■ Stated goal
Reproduce the full listing below unchanged, apart from the pictures.
════
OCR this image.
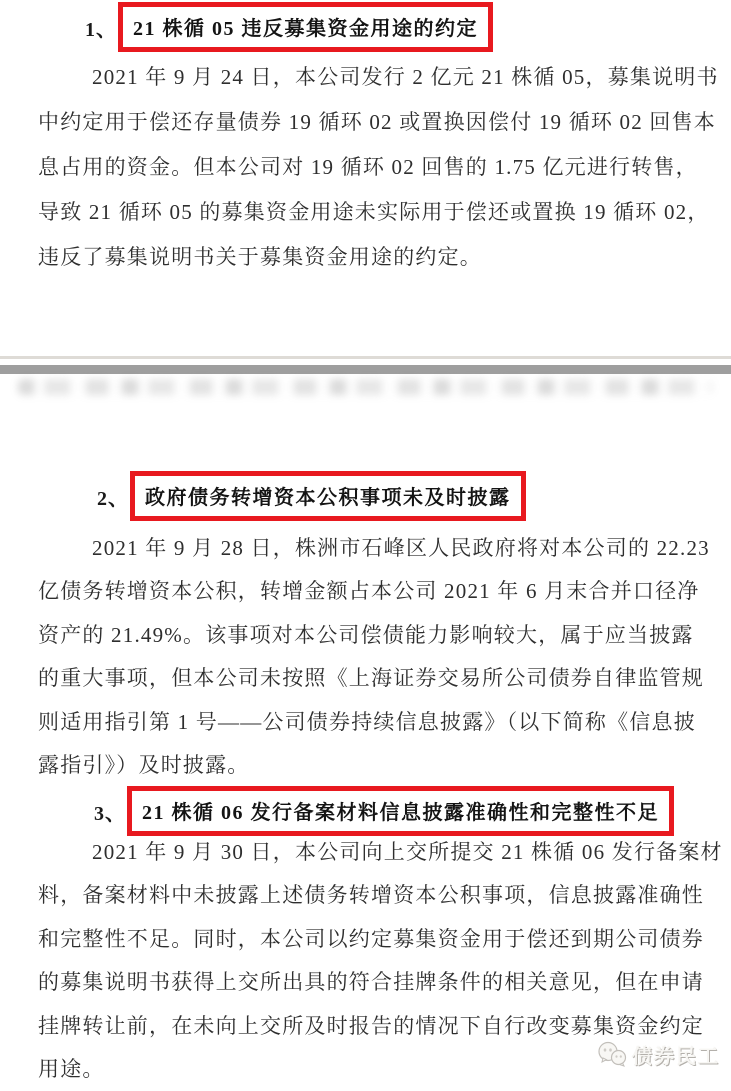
1、 21 株循 05 违反募集资金用途的约定
2021 年 9 月 24 日，本公司发行 2 亿元 21 株循 05，募集说明书
中约定用于偿还存量债券 19 循环 02 或置换因偿付 19 循环 02 回售本
息占用的资金。但本公司对 19 循环 02 回售的 1.75 亿元进行转售，
导致 21 循环 05 的募集资金用途未实际用于偿还或置换 19 循环 02，
违反了募集说明书关于募集资金用途的约定。
2、 政府债务转增资本公积事项未及时披露
2021 年 9 月 28 日，株洲市石峰区人民政府将对本公司的 22.23
亿债务转增资本公积，转增金额占本公司 2021 年 6 月末合并口径净
资产的 21.49%。该事项对本公司偿债能力影响较大，属于应当披露
的重大事项，但本公司未按照《上海证券交易所公司债券自律监管规
则适用指引第 1 号——公司债券持续信息披露》（以下简称《信息披
露指引》）及时披露。
3、 21 株循 06 发行备案材料信息披露准确性和完整性不足
2021 年 9 月 30 日，本公司向上交所提交 21 株循 06 发行备案材
料，备案材料中未披露上述债务转增资本公积事项，信息披露准确性
和完整性不足。同时，本公司以约定募集资金用于偿还到期公司债券
的募集说明书获得上交所出具的符合挂牌条件的相关意见，但在申请
挂牌转让前，在未向上交所及时报告的情况下自行改变募集资金约定
用途。	债券民工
════
■ Full output
OCR this image.
1、 21 株循 05 违反募集资金用途的约定
2021 年 9 月 24 日，本公司发行 2 亿元 21 株循 05，募集说明书
中约定用于偿还存量债券 19 循环 02 或置换因偿付 19 循环 02 回售本
息占用的资金。但本公司对 19 循环 02 回售的 1.75 亿元进行转售，
导致 21 循环 05 的募集资金用途未实际用于偿还或置换 19 循环 02，
违反了募集说明书关于募集资金用途的约定。
2、 政府债务转增资本公积事项未及时披露
2021 年 9 月 28 日，株洲市石峰区人民政府将对本公司的 22.23
亿债务转增资本公积，转增金额占本公司 2021 年 6 月末合并口径净
资产的 21.49%。该事项对本公司偿债能力影响较大，属于应当披露
的重大事项，但本公司未按照《上海证券交易所公司债券自律监管规
则适用指引第 1 号——公司债券持续信息披露》（以下简称《信息披
露指引》）及时披露。
3、 21 株循 06 发行备案材料信息披露准确性和完整性不足
2021 年 9 月 30 日，本公司向上交所提交 21 株循 06 发行备案材
料，备案材料中未披露上述债务转增资本公积事项，信息披露准确性
和完整性不足。同时，本公司以约定募集资金用于偿还到期公司债券
的募集说明书获得上交所出具的符合挂牌条件的相关意见，但在申请
挂牌转让前，在未向上交所及时报告的情况下自行改变募集资金约定
用途。	债券民工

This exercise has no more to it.